=== Extracted material ===
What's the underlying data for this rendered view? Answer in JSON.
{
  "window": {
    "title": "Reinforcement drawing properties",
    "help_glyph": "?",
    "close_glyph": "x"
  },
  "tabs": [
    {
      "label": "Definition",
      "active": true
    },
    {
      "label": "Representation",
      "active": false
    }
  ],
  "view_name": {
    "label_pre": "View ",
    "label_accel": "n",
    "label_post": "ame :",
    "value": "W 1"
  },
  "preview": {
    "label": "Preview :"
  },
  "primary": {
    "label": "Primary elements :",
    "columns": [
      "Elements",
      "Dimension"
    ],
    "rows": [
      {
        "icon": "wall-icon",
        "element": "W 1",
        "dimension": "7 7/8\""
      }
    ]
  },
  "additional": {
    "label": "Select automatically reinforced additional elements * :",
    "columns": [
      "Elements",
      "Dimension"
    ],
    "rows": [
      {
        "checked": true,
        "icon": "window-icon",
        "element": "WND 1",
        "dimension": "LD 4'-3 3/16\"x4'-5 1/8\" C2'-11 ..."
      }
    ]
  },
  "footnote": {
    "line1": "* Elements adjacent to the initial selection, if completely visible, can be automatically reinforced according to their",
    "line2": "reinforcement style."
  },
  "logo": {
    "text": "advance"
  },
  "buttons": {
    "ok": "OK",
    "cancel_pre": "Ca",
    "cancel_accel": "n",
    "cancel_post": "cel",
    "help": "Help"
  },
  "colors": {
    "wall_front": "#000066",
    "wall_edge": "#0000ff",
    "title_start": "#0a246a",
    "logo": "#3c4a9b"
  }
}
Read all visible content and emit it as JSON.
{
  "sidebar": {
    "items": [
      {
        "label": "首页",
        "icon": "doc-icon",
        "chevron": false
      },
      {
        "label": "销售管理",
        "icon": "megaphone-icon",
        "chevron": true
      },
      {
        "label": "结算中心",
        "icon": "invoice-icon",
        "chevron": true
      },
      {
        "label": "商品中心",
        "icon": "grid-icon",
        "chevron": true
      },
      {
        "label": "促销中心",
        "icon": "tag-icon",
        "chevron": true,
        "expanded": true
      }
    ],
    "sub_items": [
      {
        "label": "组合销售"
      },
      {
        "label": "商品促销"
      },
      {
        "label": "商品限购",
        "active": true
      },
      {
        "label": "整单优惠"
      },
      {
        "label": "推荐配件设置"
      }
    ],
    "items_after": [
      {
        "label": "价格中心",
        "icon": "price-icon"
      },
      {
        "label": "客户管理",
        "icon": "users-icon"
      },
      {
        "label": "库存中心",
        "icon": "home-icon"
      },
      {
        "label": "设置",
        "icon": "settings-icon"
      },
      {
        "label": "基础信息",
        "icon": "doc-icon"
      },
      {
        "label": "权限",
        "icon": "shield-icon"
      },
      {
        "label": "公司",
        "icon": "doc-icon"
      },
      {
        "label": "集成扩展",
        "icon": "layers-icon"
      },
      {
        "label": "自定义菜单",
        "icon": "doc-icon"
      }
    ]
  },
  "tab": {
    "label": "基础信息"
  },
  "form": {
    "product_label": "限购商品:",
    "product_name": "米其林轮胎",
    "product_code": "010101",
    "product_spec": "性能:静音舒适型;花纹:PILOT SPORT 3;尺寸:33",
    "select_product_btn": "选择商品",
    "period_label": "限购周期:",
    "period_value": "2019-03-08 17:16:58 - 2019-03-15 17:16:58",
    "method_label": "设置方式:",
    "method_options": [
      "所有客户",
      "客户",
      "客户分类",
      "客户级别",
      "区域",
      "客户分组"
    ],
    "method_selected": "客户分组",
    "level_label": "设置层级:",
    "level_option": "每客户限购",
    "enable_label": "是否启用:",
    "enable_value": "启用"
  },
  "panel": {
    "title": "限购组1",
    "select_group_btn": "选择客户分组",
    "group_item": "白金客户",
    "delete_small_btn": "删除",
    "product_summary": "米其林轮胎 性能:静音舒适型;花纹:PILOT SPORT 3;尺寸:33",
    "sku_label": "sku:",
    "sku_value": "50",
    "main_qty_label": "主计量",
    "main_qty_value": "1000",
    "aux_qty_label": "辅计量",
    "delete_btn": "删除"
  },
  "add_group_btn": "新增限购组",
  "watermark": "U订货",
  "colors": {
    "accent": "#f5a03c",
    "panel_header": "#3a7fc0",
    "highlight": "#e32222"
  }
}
===
- What is being asked -
Write out every entry word for word.

- Answer to this problem -
What's the underlying data for this rendered view? Answer in JSON.
{
  "window": {
    "title": "Reinforcement drawing properties",
    "help_glyph": "?",
    "close_glyph": "x"
  },
  "tabs": [
    {
      "label": "Definition",
      "active": true
    },
    {
      "label": "Representation",
      "active": false
    }
  ],
  "view_name": {
    "label_pre": "View ",
    "label_accel": "n",
    "label_post": "ame :",
    "value": "W 1"
  },
  "preview": {
    "label": "Preview :"
  },
  "primary": {
    "label": "Primary elements :",
    "columns": [
      "Elements",
      "Dimension"
    ],
    "rows": [
      {
        "icon": "wall-icon",
        "element": "W 1",
        "dimension": "7 7/8\""
      }
    ]
  },
  "additional": {
    "label": "Select automatically reinforced additional elements * :",
    "columns": [
      "Elements",
      "Dimension"
    ],
    "rows": [
      {
        "checked": true,
        "icon": "window-icon",
        "element": "WND 1",
        "dimension": "LD 4'-3 3/16\"x4'-5 1/8\" C2'-11 ..."
      }
    ]
  },
  "footnote": {
    "line1": "* Elements adjacent to the initial selection, if completely visible, can be automatically reinforced according to their",
    "line2": "reinforcement style."
  },
  "logo": {
    "text": "advance"
  },
  "buttons": {
    "ok": "OK",
    "cancel_pre": "Ca",
    "cancel_accel": "n",
    "cancel_post": "cel",
    "help": "Help"
  },
  "colors": {
    "wall_front": "#000066",
    "wall_edge": "#0000ff",
    "title_start": "#0a246a",
    "logo": "#3c4a9b"
  }
}
Read all visible content and emit it as JSON.
{
  "sidebar": {
    "items": [
      {
        "label": "首页",
        "icon": "doc-icon",
        "chevron": false
      },
      {
        "label": "销售管理",
        "icon": "megaphone-icon",
        "chevron": true
      },
      {
        "label": "结算中心",
        "icon": "invoice-icon",
        "chevron": true
      },
      {
        "label": "商品中心",
        "icon": "grid-icon",
        "chevron": true
      },
      {
        "label": "促销中心",
        "icon": "tag-icon",
        "chevron": true,
        "expanded": true
      }
    ],
    "sub_items": [
      {
        "label": "组合销售"
      },
      {
        "label": "商品促销"
      },
      {
        "label": "商品限购",
        "active": true
      },
      {
        "label": "整单优惠"
      },
      {
        "label": "推荐配件设置"
      }
    ],
    "items_after": [
      {
        "label": "价格中心",
        "icon": "price-icon"
      },
      {
        "label": "客户管理",
        "icon": "users-icon"
      },
      {
        "label": "库存中心",
        "icon": "home-icon"
      },
      {
        "label": "设置",
        "icon": "settings-icon"
      },
      {
        "label": "基础信息",
        "icon": "doc-icon"
      },
      {
        "label": "权限",
        "icon": "shield-icon"
      },
      {
        "label": "公司",
        "icon": "doc-icon"
      },
      {
        "label": "集成扩展",
        "icon": "layers-icon"
      },
      {
        "label": "自定义菜单",
        "icon": "doc-icon"
      }
    ]
  },
  "tab": {
    "label": "基础信息"
  },
  "form": {
    "product_label": "限购商品:",
    "product_name": "米其林轮胎",
    "product_code": "010101",
    "product_spec": "性能:静音舒适型;花纹:PILOT SPORT 3;尺寸:33",
    "select_product_btn": "选择商品",
    "period_label": "限购周期:",
    "period_value": "2019-03-08 17:16:58 - 2019-03-15 17:16:58",
    "method_label": "设置方式:",
    "method_options": [
      "所有客户",
      "客户",
      "客户分类",
      "客户级别",
      "区域",
      "客户分组"
    ],
    "method_selected": "客户分组",
    "level_label": "设置层级:",
    "level_option": "每客户限购",
    "enable_label": "是否启用:",
    "enable_value": "启用"
  },
  "panel": {
    "title": "限购组1",
    "select_group_btn": "选择客户分组",
    "group_item": "白金客户",
    "delete_small_btn": "删除",
    "product_summary": "米其林轮胎 性能:静音舒适型;花纹:PILOT SPORT 3;尺寸:33",
    "sku_label": "sku:",
    "sku_value": "50",
    "main_qty_label": "主计量",
    "main_qty_value": "1000",
    "aux_qty_label": "辅计量",
    "delete_btn": "删除"
  },
  "add_group_btn": "新增限购组",
  "watermark": "U订货",
  "colors": {
    "accent": "#f5a03c",
    "panel_header": "#3a7fc0",
    "highlight": "#e32222"
  }
}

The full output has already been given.